Stored entries:
■ ■ ■ ■

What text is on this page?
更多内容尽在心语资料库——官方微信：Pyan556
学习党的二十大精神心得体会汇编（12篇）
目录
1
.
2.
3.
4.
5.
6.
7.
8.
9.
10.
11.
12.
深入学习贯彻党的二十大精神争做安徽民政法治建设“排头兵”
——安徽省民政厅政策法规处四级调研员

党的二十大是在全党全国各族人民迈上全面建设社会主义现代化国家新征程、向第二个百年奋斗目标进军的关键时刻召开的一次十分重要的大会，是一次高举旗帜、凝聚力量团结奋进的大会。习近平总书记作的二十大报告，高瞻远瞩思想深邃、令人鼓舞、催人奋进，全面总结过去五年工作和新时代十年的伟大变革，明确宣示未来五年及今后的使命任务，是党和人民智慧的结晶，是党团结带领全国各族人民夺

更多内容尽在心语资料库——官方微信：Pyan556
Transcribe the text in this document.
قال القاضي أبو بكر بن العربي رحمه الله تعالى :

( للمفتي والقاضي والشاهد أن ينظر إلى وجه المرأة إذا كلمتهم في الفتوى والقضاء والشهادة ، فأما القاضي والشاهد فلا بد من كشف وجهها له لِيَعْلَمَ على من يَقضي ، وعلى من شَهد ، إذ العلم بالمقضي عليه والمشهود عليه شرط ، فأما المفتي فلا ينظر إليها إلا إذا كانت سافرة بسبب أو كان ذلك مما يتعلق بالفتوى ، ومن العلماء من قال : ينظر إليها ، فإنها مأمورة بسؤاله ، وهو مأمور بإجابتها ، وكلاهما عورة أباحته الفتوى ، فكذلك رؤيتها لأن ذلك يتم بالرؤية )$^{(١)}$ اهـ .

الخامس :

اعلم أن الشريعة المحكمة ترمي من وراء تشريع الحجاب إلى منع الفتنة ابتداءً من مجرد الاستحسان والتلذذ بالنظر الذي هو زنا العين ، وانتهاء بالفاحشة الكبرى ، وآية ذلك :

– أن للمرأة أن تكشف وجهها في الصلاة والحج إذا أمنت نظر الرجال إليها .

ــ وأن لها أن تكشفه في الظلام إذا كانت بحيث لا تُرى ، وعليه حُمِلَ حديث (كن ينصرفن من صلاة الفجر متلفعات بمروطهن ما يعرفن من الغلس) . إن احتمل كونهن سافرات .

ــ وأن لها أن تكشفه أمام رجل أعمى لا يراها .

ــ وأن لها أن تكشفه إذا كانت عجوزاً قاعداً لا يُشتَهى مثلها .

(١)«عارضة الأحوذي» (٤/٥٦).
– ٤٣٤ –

■ ■ ■ ■

→ **OBJECTIVE**
Can you give every line above again, exactly as written?

→ **SOLUTION FOR THIS EXERCISE**
What text is on this page?
更多内容尽在心语资料库——官方微信：Pyan556
学习党的二十大精神心得体会汇编（12篇）
目录
1
.
2.
3.
4.
5.
6.
7.
8.
9.
10.
11.
12.
深入学习贯彻党的二十大精神争做安徽民政法治建设“排头兵”
——安徽省民政厅政策法规处四级调研员

党的二十大是在全党全国各族人民迈上全面建设社会主义现代化国家新征程、向第二个百年奋斗目标进军的关键时刻召开的一次十分重要的大会，是一次高举旗帜、凝聚力量团结奋进的大会。习近平总书记作的二十大报告，高瞻远瞩思想深邃、令人鼓舞、催人奋进，全面总结过去五年工作和新时代十年的伟大变革，明确宣示未来五年及今后的使命任务，是党和人民智慧的结晶，是党团结带领全国各族人民夺

更多内容尽在心语资料库——官方微信：Pyan556
Transcribe the text in this document.
قال القاضي أبو بكر بن العربي رحمه الله تعالى :

( للمفتي والقاضي والشاهد أن ينظر إلى وجه المرأة إذا كلمتهم في الفتوى والقضاء والشهادة ، فأما القاضي والشاهد فلا بد من كشف وجهها له لِيَعْلَمَ على من يَقضي ، وعلى من شَهد ، إذ العلم بالمقضي عليه والمشهود عليه شرط ، فأما المفتي فلا ينظر إليها إلا إذا كانت سافرة بسبب أو كان ذلك مما يتعلق بالفتوى ، ومن العلماء من قال : ينظر إليها ، فإنها مأمورة بسؤاله ، وهو مأمور بإجابتها ، وكلاهما عورة أباحته الفتوى ، فكذلك رؤيتها لأن ذلك يتم بالرؤية )$^{(١)}$ اهـ .

الخامس :

اعلم أن الشريعة المحكمة ترمي من وراء تشريع الحجاب إلى منع الفتنة ابتداءً من مجرد الاستحسان والتلذذ بالنظر الذي هو زنا العين ، وانتهاء بالفاحشة الكبرى ، وآية ذلك :

– أن للمرأة أن تكشف وجهها في الصلاة والحج إذا أمنت نظر الرجال إليها .

ــ وأن لها أن تكشفه في الظلام إذا كانت بحيث لا تُرى ، وعليه حُمِلَ حديث (كن ينصرفن من صلاة الفجر متلفعات بمروطهن ما يعرفن من الغلس) . إن احتمل كونهن سافرات .

ــ وأن لها أن تكشفه أمام رجل أعمى لا يراها .

ــ وأن لها أن تكشفه إذا كانت عجوزاً قاعداً لا يُشتَهى مثلها .

(١)«عارضة الأحوذي» (٤/٥٦).
– ٤٣٤ –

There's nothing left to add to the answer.